_Aim of the exercise:_ Find the lines holding the string "если" in the data, then copy all of them.

_Dataset rows:_

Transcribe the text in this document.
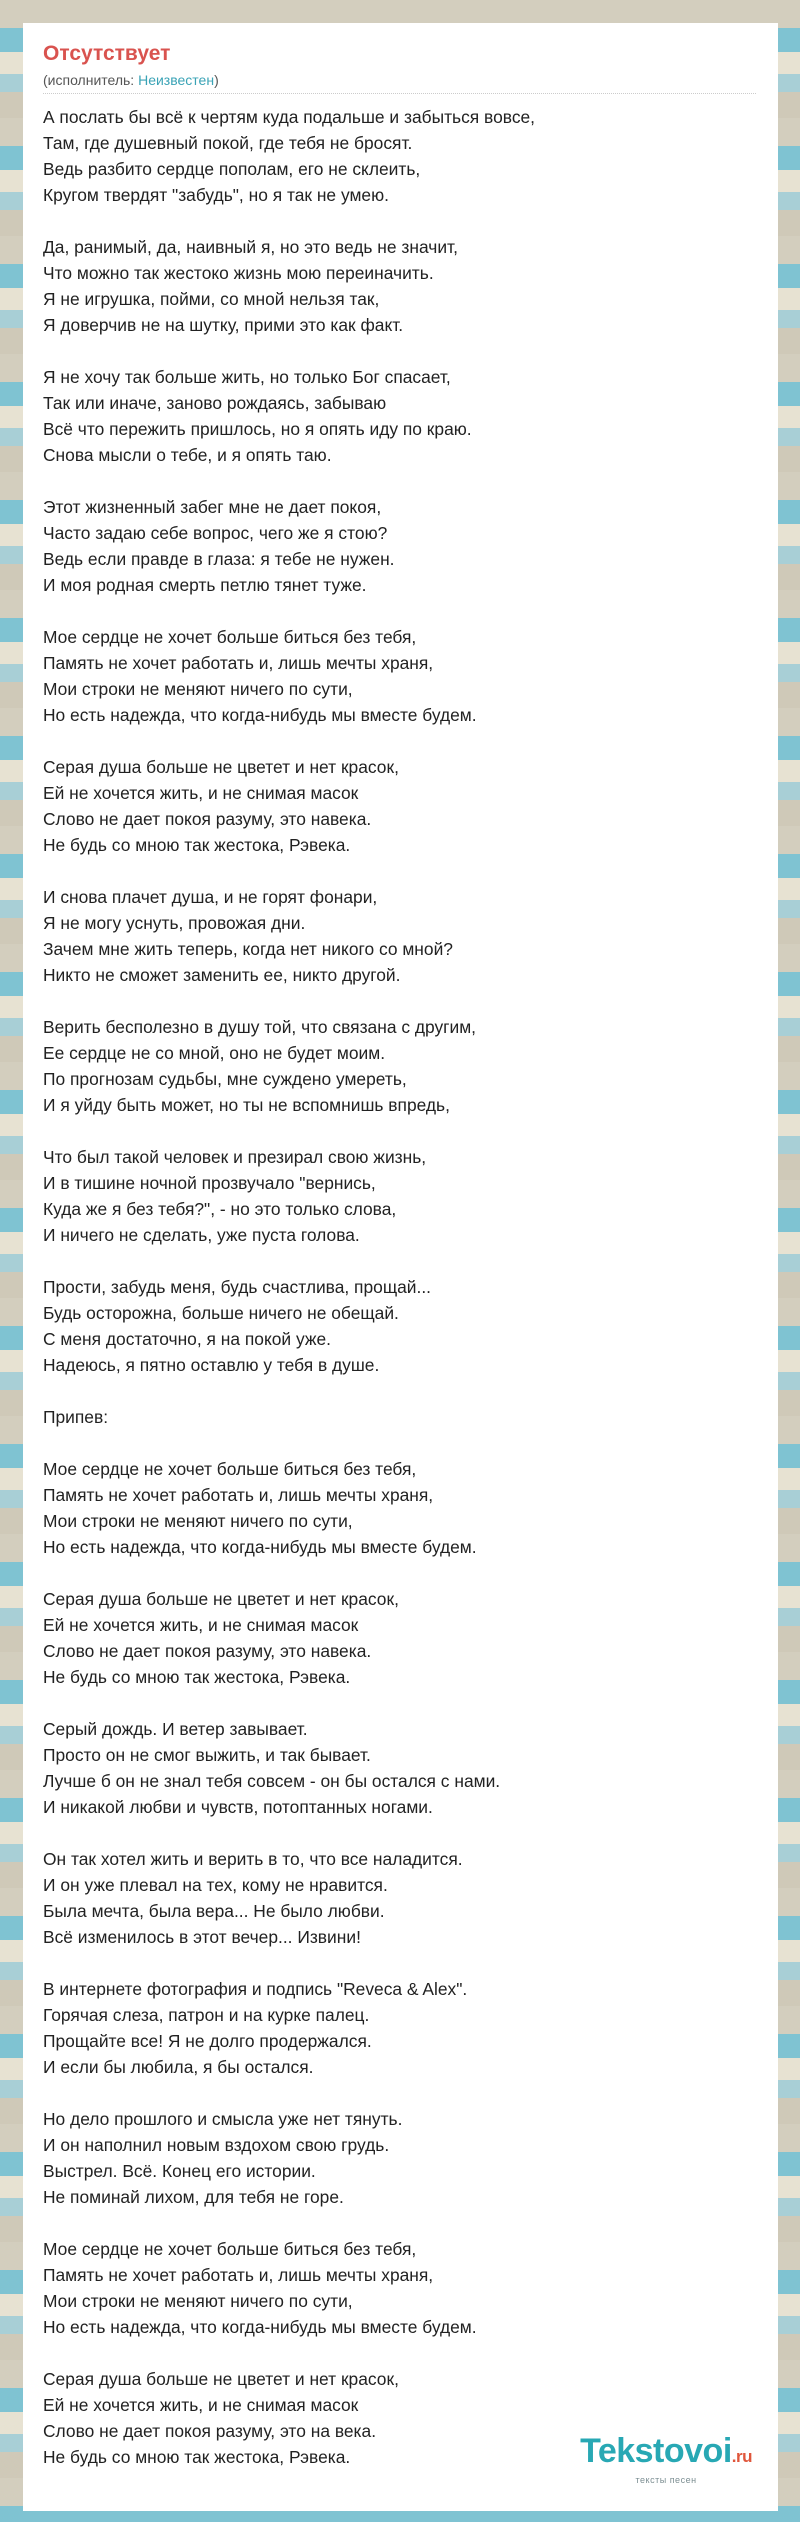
Отсутствует
(исполнитель: Неизвестен)
А послать бы всё к чертям куда подальше и забыться вовсе,
Там, где душевный покой, где тебя не бросят.
Ведь разбито сердце пополам, его не склеить,
Кругом твердят "забудь", но я так не умею.
Да, ранимый, да, наивный я, но это ведь не значит,
Что можно так жестоко жизнь мою переиначить.
Я не игрушка, пойми, со мной нельзя так,
Я доверчив не на шутку, прими это как факт.
Я не хочу так больше жить, но только Бог спасает,
Так или иначе, заново рождаясь, забываю
Всё что пережить пришлось, но я опять иду по краю.
Снова мысли о тебе, и я опять таю.
Этот жизненный забег мне не дает покоя,
Часто задаю себе вопрос, чего же я стою?
Ведь если правде в глаза: я тебе не нужен.
И моя родная смерть петлю тянет туже.
Мое сердце не хочет больше биться без тебя,
Память не хочет работать и, лишь мечты храня,
Мои строки не меняют ничего по сути,
Но есть надежда, что когда-нибудь мы вместе будем.
Серая душа больше не цветет и нет красок,
Ей не хочется жить, и не снимая масок
Слово не дает покоя разуму, это навека.
Не будь со мною так жестока, Рэвека.
И снова плачет душа, и не горят фонари,
Я не могу уснуть, провожая дни.
Зачем мне жить теперь, когда нет никого со мной?
Никто не сможет заменить ее, никто другой.
Верить бесполезно в душу той, что связана с другим,
Ее сердце не со мной, оно не будет моим.
По прогнозам судьбы, мне суждено умереть,
И я уйду быть может, но ты не вспомнишь впредь,
Что был такой человек и презирал свою жизнь,
И в тишине ночной прозвучало "вернись,
Куда же я без тебя?", - но это только слова,
И ничего не сделать, уже пуста голова.
Прости, забудь меня, будь счастлива, прощай...
Будь осторожна, больше ничего не обещай.
С меня достаточно, я на покой уже.
Надеюсь, я пятно оставлю у тебя в душе.
Припев:
Мое сердце не хочет больше биться без тебя,
Память не хочет работать и, лишь мечты храня,
Мои строки не меняют ничего по сути,
Но есть надежда, что когда-нибудь мы вместе будем.
Серая душа больше не цветет и нет красок,
Ей не хочется жить, и не снимая масок
Слово не дает покоя разуму, это навека.
Не будь со мною так жестока, Рэвека.
Серый дождь. И ветер завывает.
Просто он не смог выжить, и так бывает.
Лучше б он не знал тебя совсем - он бы остался с нами.
И никакой любви и чувств, потоптанных ногами.
Он так хотел жить и верить в то, что все наладится.
И он уже плевал на тех, кому не нравится.
Была мечта, была вера... Не было любви.
Всё изменилось в этот вечер... Извини!
В интернете фотография и подпись "Reveca & Alex".
Горячая слеза, патрон и на курке палец.
Прощайте все! Я не долго продержался.
И если бы любила, я бы остался.
Но дело прошлого и смысла уже нет тянуть.
И он наполнил новым вздохом свою грудь.
Выстрел. Всё. Конец его истории.
Не поминай лихом, для тебя не горе.
Мое сердце не хочет больше биться без тебя,
Память не хочет работать и, лишь мечты храня,
Мои строки не меняют ничего по сути,
Но есть надежда, что когда-нибудь мы вместе будем.
Серая душа больше не цветет и нет красок,
Ей не хочется жить, и не снимая масок
Слово не дает покоя разуму, это на века.
Не будь со мною так жестока, Рэвека.	Tekstovoi.ru
тексты песен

_Right answer:_
Ведь если правде в глаза: я тебе не нужен.
И если бы любила, я бы остался.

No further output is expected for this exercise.